• **Task description**
Copy each of the following records word for word, with every line unchanged.

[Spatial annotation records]

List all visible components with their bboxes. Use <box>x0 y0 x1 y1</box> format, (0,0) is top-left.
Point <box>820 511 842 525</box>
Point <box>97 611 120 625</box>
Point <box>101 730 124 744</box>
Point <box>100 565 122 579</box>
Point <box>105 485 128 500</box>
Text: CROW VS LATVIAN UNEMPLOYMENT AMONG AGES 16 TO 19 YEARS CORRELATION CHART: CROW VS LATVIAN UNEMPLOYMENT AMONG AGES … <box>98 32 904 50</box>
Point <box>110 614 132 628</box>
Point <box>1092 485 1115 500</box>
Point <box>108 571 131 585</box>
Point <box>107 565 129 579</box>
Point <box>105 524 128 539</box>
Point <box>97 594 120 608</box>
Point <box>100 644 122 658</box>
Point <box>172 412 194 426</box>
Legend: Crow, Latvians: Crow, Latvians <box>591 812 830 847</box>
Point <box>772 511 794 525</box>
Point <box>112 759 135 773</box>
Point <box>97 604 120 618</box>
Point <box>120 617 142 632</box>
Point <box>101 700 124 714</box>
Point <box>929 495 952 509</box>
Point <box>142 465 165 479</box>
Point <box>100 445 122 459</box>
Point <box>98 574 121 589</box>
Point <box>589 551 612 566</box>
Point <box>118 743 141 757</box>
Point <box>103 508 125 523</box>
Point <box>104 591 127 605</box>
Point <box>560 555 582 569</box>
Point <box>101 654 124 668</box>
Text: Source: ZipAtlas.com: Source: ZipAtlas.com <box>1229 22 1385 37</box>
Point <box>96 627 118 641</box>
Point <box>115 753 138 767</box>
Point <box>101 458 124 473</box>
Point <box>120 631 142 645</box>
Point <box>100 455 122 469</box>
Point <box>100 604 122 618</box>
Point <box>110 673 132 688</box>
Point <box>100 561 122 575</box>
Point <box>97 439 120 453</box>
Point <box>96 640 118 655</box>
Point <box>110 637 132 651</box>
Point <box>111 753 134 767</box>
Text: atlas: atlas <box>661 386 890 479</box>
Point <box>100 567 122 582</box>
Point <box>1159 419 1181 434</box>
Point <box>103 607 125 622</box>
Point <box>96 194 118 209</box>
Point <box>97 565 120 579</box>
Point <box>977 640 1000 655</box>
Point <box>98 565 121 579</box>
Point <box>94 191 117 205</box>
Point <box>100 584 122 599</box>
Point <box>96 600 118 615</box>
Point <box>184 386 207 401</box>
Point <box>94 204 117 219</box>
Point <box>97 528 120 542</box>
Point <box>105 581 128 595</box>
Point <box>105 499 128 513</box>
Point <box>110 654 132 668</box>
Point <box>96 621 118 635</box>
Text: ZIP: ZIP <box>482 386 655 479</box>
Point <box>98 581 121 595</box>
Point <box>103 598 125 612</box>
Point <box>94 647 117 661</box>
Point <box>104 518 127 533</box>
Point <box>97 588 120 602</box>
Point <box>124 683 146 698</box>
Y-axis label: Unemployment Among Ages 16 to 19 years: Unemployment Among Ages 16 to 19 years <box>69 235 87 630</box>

• **Response**
List all visible components with their bboxes. Use <box>x0 y0 x1 y1</box> format, (0,0) is top-left.
Point <box>820 511 842 525</box>
Point <box>97 611 120 625</box>
Point <box>101 730 124 744</box>
Point <box>100 565 122 579</box>
Point <box>105 485 128 500</box>
Text: CROW VS LATVIAN UNEMPLOYMENT AMONG AGES 16 TO 19 YEARS CORRELATION CHART: CROW VS LATVIAN UNEMPLOYMENT AMONG AGES … <box>98 32 904 50</box>
Point <box>110 614 132 628</box>
Point <box>1092 485 1115 500</box>
Point <box>108 571 131 585</box>
Point <box>107 565 129 579</box>
Point <box>105 524 128 539</box>
Point <box>97 594 120 608</box>
Point <box>100 644 122 658</box>
Point <box>172 412 194 426</box>
Legend: Crow, Latvians: Crow, Latvians <box>591 812 830 847</box>
Point <box>772 511 794 525</box>
Point <box>112 759 135 773</box>
Point <box>97 604 120 618</box>
Point <box>120 617 142 632</box>
Point <box>101 700 124 714</box>
Point <box>929 495 952 509</box>
Point <box>142 465 165 479</box>
Point <box>100 445 122 459</box>
Point <box>98 574 121 589</box>
Point <box>589 551 612 566</box>
Point <box>118 743 141 757</box>
Point <box>103 508 125 523</box>
Point <box>104 591 127 605</box>
Point <box>560 555 582 569</box>
Point <box>101 654 124 668</box>
Text: Source: ZipAtlas.com: Source: ZipAtlas.com <box>1229 22 1385 37</box>
Point <box>96 627 118 641</box>
Point <box>115 753 138 767</box>
Point <box>101 458 124 473</box>
Point <box>120 631 142 645</box>
Point <box>100 455 122 469</box>
Point <box>100 604 122 618</box>
Point <box>110 673 132 688</box>
Point <box>100 561 122 575</box>
Point <box>97 439 120 453</box>
Point <box>96 640 118 655</box>
Point <box>110 637 132 651</box>
Point <box>111 753 134 767</box>
Text: atlas: atlas <box>661 386 890 479</box>
Point <box>100 567 122 582</box>
Point <box>1159 419 1181 434</box>
Point <box>103 607 125 622</box>
Point <box>96 194 118 209</box>
Point <box>97 565 120 579</box>
Point <box>977 640 1000 655</box>
Point <box>98 565 121 579</box>
Point <box>94 191 117 205</box>
Point <box>100 584 122 599</box>
Point <box>96 600 118 615</box>
Point <box>184 386 207 401</box>
Point <box>94 204 117 219</box>
Point <box>97 528 120 542</box>
Point <box>105 581 128 595</box>
Point <box>105 499 128 513</box>
Point <box>110 654 132 668</box>
Point <box>96 621 118 635</box>
Text: ZIP: ZIP <box>482 386 655 479</box>
Point <box>98 581 121 595</box>
Point <box>103 598 125 612</box>
Point <box>94 647 117 661</box>
Point <box>104 518 127 533</box>
Point <box>97 588 120 602</box>
Point <box>124 683 146 698</box>
Y-axis label: Unemployment Among Ages 16 to 19 years: Unemployment Among Ages 16 to 19 years <box>69 235 87 630</box>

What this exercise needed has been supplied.